==== SOURCE MATERIAL

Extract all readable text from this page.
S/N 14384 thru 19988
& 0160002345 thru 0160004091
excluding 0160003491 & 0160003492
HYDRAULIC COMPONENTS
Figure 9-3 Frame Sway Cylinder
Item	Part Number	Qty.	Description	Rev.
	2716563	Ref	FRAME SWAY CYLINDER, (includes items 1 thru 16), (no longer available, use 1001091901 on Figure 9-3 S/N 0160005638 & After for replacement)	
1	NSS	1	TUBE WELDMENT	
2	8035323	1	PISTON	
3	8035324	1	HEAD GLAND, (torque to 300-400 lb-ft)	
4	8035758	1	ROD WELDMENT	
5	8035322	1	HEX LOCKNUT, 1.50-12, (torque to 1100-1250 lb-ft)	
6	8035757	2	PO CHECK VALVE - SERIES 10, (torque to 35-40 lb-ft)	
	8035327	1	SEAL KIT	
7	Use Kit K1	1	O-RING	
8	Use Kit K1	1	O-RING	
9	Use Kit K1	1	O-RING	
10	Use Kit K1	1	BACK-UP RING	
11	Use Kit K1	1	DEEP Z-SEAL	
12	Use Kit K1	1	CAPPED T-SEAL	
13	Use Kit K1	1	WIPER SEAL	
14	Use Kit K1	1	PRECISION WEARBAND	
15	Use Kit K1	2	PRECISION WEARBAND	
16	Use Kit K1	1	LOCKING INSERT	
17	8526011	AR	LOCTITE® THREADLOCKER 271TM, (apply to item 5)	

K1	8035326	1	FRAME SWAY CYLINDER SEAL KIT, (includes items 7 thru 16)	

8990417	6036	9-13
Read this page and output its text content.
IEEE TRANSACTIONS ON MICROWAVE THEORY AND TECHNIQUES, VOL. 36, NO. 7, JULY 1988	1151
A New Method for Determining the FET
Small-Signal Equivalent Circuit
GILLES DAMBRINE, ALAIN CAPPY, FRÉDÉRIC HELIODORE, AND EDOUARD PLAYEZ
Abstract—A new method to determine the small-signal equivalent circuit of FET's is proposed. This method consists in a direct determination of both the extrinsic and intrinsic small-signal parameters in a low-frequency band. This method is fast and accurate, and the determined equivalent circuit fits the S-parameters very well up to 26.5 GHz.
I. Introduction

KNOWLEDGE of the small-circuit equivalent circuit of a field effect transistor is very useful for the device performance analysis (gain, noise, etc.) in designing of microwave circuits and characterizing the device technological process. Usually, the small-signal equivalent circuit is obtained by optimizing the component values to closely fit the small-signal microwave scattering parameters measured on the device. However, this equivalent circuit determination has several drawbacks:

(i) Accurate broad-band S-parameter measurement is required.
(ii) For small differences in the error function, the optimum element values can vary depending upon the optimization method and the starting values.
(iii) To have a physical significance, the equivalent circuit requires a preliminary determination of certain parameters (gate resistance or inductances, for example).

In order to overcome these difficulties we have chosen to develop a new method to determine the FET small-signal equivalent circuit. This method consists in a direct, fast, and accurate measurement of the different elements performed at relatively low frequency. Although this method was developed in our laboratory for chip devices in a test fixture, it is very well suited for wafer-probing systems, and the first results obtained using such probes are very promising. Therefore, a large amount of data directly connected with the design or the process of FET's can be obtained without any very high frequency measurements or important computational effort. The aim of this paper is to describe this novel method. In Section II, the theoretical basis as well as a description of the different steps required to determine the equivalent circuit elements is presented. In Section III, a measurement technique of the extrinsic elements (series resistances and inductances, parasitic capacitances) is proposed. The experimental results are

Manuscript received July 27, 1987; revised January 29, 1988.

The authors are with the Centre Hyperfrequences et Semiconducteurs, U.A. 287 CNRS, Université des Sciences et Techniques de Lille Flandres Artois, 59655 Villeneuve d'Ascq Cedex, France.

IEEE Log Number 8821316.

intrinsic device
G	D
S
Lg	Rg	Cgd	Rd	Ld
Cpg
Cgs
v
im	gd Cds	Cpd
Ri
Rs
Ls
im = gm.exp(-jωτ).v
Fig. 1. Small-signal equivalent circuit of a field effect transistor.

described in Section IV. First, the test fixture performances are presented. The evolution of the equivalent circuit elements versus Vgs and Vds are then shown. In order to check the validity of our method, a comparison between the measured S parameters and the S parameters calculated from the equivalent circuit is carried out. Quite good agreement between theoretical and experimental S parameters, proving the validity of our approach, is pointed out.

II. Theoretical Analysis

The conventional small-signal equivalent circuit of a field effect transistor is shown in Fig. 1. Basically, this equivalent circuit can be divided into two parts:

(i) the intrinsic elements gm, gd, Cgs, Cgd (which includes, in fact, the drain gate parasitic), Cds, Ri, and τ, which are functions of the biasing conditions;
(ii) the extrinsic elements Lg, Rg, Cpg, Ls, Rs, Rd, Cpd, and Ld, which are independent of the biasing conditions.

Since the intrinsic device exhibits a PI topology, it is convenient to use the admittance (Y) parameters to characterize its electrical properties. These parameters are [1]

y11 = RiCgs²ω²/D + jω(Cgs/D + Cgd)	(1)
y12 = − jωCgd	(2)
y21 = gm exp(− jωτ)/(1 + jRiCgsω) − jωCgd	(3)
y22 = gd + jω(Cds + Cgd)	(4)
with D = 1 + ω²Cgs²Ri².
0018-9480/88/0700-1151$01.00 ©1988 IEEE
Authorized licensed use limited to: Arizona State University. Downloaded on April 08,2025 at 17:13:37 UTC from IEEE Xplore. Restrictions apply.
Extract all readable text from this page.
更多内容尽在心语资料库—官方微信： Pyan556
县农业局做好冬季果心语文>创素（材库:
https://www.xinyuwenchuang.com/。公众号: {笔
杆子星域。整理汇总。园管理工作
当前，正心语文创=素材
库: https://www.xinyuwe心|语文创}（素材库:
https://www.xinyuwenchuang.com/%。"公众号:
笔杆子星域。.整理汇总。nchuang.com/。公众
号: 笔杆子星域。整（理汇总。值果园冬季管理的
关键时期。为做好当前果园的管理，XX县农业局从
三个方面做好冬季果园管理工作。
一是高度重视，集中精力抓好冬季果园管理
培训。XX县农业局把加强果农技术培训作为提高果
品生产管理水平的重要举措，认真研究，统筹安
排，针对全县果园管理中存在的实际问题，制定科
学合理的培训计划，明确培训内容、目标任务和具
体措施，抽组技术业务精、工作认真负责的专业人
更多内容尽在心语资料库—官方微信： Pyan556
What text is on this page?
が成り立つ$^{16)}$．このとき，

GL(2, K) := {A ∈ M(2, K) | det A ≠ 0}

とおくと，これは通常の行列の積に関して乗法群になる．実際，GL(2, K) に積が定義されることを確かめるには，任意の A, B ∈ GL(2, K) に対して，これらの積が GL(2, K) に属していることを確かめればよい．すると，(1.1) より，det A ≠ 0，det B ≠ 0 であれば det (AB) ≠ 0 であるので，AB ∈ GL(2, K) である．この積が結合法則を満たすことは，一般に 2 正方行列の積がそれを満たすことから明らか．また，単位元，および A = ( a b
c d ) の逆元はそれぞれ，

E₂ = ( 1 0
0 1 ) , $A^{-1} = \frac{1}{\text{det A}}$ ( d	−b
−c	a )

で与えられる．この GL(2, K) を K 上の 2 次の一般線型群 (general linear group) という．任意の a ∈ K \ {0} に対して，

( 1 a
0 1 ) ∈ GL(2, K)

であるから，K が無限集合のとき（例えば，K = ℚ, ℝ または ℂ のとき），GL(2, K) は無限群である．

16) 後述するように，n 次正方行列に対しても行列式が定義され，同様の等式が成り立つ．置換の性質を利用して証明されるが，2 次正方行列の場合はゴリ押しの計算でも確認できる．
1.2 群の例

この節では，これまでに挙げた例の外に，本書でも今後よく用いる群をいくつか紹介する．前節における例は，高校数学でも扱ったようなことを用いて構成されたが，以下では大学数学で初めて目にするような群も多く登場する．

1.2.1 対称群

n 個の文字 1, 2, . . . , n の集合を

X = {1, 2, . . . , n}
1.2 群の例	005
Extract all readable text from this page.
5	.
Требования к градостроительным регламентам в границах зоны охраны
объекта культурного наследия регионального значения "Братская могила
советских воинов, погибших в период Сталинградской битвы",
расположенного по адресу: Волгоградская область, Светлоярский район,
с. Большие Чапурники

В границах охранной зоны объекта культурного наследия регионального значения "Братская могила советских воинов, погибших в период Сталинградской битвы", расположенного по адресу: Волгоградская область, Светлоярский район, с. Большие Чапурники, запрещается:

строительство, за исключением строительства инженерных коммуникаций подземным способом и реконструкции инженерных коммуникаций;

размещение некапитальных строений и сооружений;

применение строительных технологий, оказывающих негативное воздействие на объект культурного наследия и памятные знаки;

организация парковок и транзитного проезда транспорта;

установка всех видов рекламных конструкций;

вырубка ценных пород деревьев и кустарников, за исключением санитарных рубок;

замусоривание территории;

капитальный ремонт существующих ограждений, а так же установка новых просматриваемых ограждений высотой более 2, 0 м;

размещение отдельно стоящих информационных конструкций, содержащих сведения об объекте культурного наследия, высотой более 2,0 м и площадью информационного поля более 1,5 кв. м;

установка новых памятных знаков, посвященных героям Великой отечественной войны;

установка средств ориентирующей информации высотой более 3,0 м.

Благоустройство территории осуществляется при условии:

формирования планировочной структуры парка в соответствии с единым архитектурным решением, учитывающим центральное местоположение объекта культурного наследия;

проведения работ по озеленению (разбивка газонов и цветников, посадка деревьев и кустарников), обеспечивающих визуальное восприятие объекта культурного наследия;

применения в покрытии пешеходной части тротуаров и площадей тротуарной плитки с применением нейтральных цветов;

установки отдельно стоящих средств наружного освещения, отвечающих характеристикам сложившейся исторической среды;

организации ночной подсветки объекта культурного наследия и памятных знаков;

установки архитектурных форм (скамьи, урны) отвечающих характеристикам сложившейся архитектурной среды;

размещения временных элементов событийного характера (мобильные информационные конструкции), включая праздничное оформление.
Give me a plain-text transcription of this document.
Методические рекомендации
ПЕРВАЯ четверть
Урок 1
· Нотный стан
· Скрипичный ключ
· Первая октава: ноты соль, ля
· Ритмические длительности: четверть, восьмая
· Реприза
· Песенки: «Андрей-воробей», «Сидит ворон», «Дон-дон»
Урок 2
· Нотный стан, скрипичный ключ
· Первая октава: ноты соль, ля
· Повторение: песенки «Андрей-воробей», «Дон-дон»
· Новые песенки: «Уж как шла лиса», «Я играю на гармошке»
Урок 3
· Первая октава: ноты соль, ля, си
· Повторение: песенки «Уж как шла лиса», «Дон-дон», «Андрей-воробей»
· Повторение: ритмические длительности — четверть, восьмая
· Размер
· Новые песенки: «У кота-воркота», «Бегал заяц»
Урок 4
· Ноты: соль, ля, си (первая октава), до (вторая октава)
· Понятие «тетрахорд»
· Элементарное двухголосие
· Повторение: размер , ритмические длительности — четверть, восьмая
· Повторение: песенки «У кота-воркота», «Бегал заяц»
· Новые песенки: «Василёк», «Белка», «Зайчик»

========

WRITTEN PROBLEM ▸ Which lines include the word "PRECISION"? List them all.

OUTPUT BELOW ▸
14	Use Kit K1	1	PRECISION WEARBAND	
15	Use Kit K1	2	PRECISION WEARBAND	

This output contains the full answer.